### EXERCISE MATERIALS
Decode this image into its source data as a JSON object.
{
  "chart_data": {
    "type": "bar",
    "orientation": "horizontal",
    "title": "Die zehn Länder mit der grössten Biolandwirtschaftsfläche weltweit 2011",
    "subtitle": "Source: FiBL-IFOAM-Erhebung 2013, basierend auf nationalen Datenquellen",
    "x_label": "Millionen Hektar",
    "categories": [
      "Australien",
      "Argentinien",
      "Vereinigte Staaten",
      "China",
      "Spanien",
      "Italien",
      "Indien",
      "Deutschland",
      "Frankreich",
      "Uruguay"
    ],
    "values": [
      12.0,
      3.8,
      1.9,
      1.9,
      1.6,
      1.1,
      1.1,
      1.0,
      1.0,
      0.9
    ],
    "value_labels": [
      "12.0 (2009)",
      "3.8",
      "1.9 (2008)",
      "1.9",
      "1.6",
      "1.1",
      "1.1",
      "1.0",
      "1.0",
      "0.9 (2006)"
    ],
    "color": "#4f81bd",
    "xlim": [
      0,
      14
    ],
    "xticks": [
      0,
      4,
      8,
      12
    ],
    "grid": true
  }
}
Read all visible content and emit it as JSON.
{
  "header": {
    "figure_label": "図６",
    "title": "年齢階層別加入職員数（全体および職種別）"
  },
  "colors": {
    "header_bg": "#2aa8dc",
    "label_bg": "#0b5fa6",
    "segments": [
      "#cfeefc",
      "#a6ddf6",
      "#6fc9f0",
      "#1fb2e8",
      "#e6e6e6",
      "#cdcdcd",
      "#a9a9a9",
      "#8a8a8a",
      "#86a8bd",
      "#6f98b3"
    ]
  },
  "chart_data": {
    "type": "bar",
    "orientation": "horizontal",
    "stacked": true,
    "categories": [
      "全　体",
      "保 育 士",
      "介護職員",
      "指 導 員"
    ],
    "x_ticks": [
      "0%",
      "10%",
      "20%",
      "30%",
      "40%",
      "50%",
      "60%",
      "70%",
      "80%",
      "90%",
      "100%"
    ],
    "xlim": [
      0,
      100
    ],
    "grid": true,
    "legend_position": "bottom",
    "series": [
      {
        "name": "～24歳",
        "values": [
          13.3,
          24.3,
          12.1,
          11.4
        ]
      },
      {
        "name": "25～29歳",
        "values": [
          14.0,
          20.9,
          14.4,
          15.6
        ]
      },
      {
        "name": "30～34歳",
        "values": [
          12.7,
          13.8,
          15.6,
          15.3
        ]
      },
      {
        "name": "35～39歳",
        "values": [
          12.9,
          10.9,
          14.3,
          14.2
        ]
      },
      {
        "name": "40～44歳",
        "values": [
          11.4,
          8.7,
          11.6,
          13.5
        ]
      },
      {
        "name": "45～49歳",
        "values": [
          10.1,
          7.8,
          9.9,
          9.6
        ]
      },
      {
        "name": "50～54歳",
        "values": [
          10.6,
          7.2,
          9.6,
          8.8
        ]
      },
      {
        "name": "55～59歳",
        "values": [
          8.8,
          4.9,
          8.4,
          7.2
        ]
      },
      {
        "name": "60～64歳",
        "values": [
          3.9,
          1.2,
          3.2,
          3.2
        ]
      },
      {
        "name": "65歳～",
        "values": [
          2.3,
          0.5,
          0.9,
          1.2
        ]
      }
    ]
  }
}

### PROBLEM
Output the complete data exactly as written.

### EXERCISE RESULT
Decode this image into its source data as a JSON object.
{
  "chart_data": {
    "type": "bar",
    "orientation": "horizontal",
    "title": "Die zehn Länder mit der grössten Biolandwirtschaftsfläche weltweit 2011",
    "subtitle": "Source: FiBL-IFOAM-Erhebung 2013, basierend auf nationalen Datenquellen",
    "x_label": "Millionen Hektar",
    "categories": [
      "Australien",
      "Argentinien",
      "Vereinigte Staaten",
      "China",
      "Spanien",
      "Italien",
      "Indien",
      "Deutschland",
      "Frankreich",
      "Uruguay"
    ],
    "values": [
      12.0,
      3.8,
      1.9,
      1.9,
      1.6,
      1.1,
      1.1,
      1.0,
      1.0,
      0.9
    ],
    "value_labels": [
      "12.0 (2009)",
      "3.8",
      "1.9 (2008)",
      "1.9",
      "1.6",
      "1.1",
      "1.1",
      "1.0",
      "1.0",
      "0.9 (2006)"
    ],
    "color": "#4f81bd",
    "xlim": [
      0,
      14
    ],
    "xticks": [
      0,
      4,
      8,
      12
    ],
    "grid": true
  }
}
Read all visible content and emit it as JSON.
{
  "header": {
    "figure_label": "図６",
    "title": "年齢階層別加入職員数（全体および職種別）"
  },
  "colors": {
    "header_bg": "#2aa8dc",
    "label_bg": "#0b5fa6",
    "segments": [
      "#cfeefc",
      "#a6ddf6",
      "#6fc9f0",
      "#1fb2e8",
      "#e6e6e6",
      "#cdcdcd",
      "#a9a9a9",
      "#8a8a8a",
      "#86a8bd",
      "#6f98b3"
    ]
  },
  "chart_data": {
    "type": "bar",
    "orientation": "horizontal",
    "stacked": true,
    "categories": [
      "全　体",
      "保 育 士",
      "介護職員",
      "指 導 員"
    ],
    "x_ticks": [
      "0%",
      "10%",
      "20%",
      "30%",
      "40%",
      "50%",
      "60%",
      "70%",
      "80%",
      "90%",
      "100%"
    ],
    "xlim": [
      0,
      100
    ],
    "grid": true,
    "legend_position": "bottom",
    "series": [
      {
        "name": "～24歳",
        "values": [
          13.3,
          24.3,
          12.1,
          11.4
        ]
      },
      {
        "name": "25～29歳",
        "values": [
          14.0,
          20.9,
          14.4,
          15.6
        ]
      },
      {
        "name": "30～34歳",
        "values": [
          12.7,
          13.8,
          15.6,
          15.3
        ]
      },
      {
        "name": "35～39歳",
        "values": [
          12.9,
          10.9,
          14.3,
          14.2
        ]
      },
      {
        "name": "40～44歳",
        "values": [
          11.4,
          8.7,
          11.6,
          13.5
        ]
      },
      {
        "name": "45～49歳",
        "values": [
          10.1,
          7.8,
          9.9,
          9.6
        ]
      },
      {
        "name": "50～54歳",
        "values": [
          10.6,
          7.2,
          9.6,
          8.8
        ]
      },
      {
        "name": "55～59歳",
        "values": [
          8.8,
          4.9,
          8.4,
          7.2
        ]
      },
      {
        "name": "60～64歳",
        "values": [
          3.9,
          1.2,
          3.2,
          3.2
        ]
      },
      {
        "name": "65歳～",
        "values": [
          2.3,
          0.5,
          0.9,
          1.2
        ]
      }
    ]
  }
}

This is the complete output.